• Directions:
Copy every line of the entries that includes the word "Estimated".

··· Input for this task ···

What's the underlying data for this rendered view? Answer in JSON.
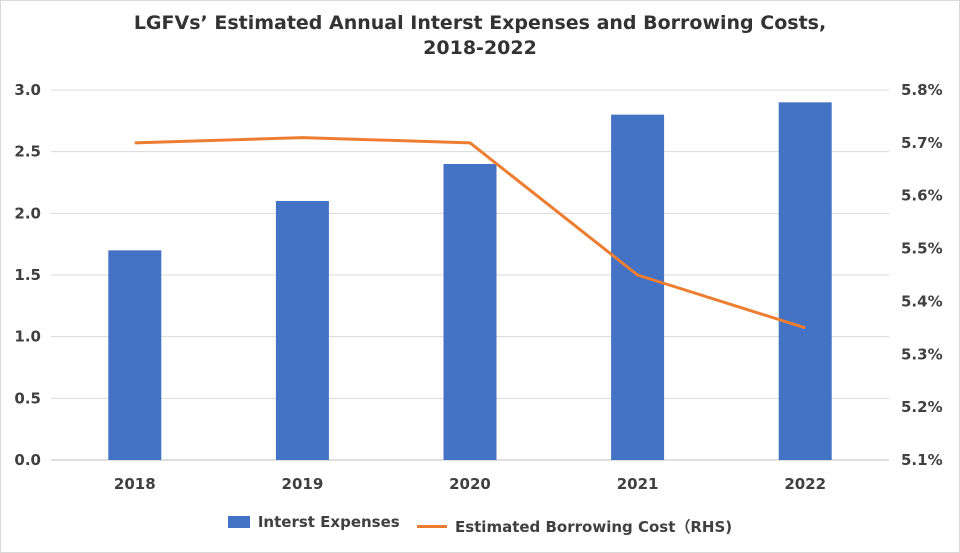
{
  "chart_data": {
    "type": "bar",
    "title_line1": "LGFVs’ Estimated Annual Interst Expenses and Borrowing Costs,",
    "title_line2": "2018-2022",
    "categories": [
      "2018",
      "2019",
      "2020",
      "2021",
      "2022"
    ],
    "series": [
      {
        "name": "Interst Expenses",
        "type": "bar",
        "axis": "left",
        "color": "#4472C4",
        "values": [
          1.7,
          2.1,
          2.4,
          2.8,
          2.9
        ]
      },
      {
        "name": "Estimated Borrowing Cost（RHS)",
        "type": "line",
        "axis": "right",
        "color": "#ED7D31",
        "values": [
          5.7,
          5.71,
          5.7,
          5.45,
          5.35
        ]
      }
    ],
    "y_left": {
      "min": 0,
      "max": 3.0,
      "ticks": [
        "0.0",
        "0.5",
        "1.0",
        "1.5",
        "2.0",
        "2.5",
        "3.0"
      ]
    },
    "y_right": {
      "min": 5.1,
      "max": 5.8,
      "ticks": [
        "5.1%",
        "5.2%",
        "5.3%",
        "5.4%",
        "5.5%",
        "5.6%",
        "5.7%",
        "5.8%"
      ]
    },
    "grid": true,
    "legend_position": "bottom"
  }
}
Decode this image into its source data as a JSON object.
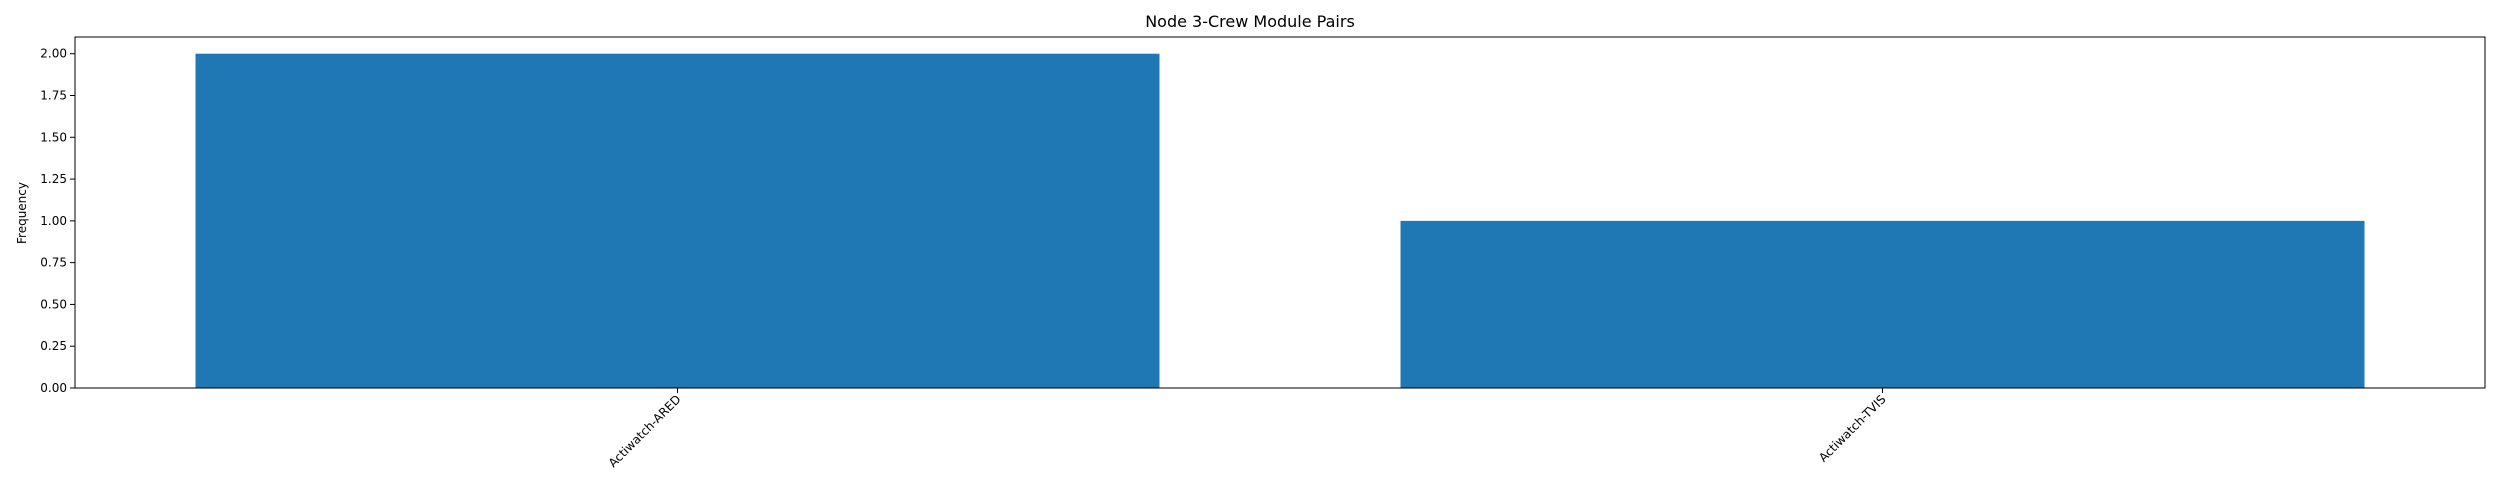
{
  "chart_data": {
    "type": "bar",
    "title": "Node 3-Crew Module Pairs",
    "xlabel": "",
    "ylabel": "Frequency",
    "categories": [
      "Actiwatch-ARED",
      "Actiwatch-TVIS"
    ],
    "values": [
      2,
      1
    ],
    "ylim": [
      0,
      2.1
    ],
    "yticks": [
      "0.00",
      "0.25",
      "0.50",
      "0.75",
      "1.00",
      "1.25",
      "1.50",
      "1.75",
      "2.00"
    ],
    "bar_color": "#1f77b4",
    "grid": false,
    "legend": "none"
  }
}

···

• Output for this exercise:
    "title_line1": "LGFVs’ Estimated Annual Interst Expenses and Borrowing Costs,",
        "name": "Estimated Borrowing Cost（RHS)",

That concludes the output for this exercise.